Gather every line in the records below that contains the word "color".

[A block of data]
◆ ◆ ◆
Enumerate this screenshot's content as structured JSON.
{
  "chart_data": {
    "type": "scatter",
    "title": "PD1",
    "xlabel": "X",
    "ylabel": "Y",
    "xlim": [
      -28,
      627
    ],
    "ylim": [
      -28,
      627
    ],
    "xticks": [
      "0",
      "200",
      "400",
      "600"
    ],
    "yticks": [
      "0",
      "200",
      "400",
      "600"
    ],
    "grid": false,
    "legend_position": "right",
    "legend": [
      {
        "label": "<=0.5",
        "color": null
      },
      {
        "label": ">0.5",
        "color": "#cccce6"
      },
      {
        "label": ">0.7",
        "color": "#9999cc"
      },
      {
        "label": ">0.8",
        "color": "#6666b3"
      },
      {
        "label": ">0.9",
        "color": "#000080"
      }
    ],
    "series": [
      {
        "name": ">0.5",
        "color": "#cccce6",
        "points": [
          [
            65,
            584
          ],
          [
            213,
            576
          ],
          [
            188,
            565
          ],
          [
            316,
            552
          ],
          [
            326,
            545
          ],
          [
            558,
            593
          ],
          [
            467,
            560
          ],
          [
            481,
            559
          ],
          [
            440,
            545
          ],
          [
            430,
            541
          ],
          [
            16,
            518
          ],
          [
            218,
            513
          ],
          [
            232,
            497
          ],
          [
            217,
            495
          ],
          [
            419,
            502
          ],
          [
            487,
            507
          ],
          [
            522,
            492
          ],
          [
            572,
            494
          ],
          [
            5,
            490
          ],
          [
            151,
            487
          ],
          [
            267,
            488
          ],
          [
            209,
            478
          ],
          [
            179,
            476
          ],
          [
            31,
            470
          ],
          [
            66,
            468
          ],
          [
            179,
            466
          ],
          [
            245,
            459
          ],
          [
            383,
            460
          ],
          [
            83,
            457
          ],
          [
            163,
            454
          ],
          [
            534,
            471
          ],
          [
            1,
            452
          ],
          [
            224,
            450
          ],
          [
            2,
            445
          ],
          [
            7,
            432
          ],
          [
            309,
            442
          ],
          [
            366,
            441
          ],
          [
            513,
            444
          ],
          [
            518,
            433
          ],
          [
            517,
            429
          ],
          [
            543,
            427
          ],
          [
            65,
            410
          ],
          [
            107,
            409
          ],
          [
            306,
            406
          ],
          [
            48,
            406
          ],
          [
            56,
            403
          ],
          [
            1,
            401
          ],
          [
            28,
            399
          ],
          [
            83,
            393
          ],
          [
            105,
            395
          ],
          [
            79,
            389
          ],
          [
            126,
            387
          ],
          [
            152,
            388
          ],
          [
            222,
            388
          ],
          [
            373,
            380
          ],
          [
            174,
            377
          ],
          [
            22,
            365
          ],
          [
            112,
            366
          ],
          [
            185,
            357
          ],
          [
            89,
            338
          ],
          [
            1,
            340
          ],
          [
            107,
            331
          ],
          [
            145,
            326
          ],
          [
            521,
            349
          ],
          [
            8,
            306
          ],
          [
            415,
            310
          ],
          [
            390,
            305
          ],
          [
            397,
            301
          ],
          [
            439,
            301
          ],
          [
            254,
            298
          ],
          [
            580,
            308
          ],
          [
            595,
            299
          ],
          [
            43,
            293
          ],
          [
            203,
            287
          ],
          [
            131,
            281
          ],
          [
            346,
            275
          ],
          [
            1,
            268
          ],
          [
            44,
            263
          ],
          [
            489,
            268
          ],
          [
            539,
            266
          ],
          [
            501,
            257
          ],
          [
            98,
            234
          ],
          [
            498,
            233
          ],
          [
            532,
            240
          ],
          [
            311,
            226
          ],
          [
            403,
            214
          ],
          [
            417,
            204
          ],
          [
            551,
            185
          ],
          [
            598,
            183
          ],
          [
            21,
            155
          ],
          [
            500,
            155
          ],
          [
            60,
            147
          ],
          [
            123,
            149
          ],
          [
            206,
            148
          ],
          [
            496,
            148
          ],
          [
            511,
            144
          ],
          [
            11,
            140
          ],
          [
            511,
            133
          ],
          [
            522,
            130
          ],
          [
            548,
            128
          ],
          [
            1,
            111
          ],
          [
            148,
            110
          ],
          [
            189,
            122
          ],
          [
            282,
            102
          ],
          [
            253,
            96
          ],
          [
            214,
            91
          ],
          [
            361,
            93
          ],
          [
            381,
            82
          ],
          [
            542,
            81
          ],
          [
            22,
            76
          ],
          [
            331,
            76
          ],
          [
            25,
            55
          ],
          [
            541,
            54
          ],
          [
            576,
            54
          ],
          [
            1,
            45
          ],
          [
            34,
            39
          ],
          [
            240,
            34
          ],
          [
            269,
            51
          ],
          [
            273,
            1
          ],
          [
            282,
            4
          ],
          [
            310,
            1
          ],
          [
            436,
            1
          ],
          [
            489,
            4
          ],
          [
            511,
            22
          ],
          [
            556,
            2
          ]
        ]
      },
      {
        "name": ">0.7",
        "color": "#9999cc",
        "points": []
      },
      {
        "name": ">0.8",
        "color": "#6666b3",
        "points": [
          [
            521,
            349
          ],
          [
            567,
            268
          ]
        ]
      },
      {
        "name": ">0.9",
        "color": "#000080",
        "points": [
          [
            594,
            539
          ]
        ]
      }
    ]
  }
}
◆ ◆ ◆
**Solution to the problem**
        "color": null
        "color": "#cccce6"
        "color": "#9999cc"
        "color": "#6666b3"
        "color": "#000080"
        "color": "#cccce6",
        "color": "#9999cc",
        "color": "#6666b3",
        "color": "#000080",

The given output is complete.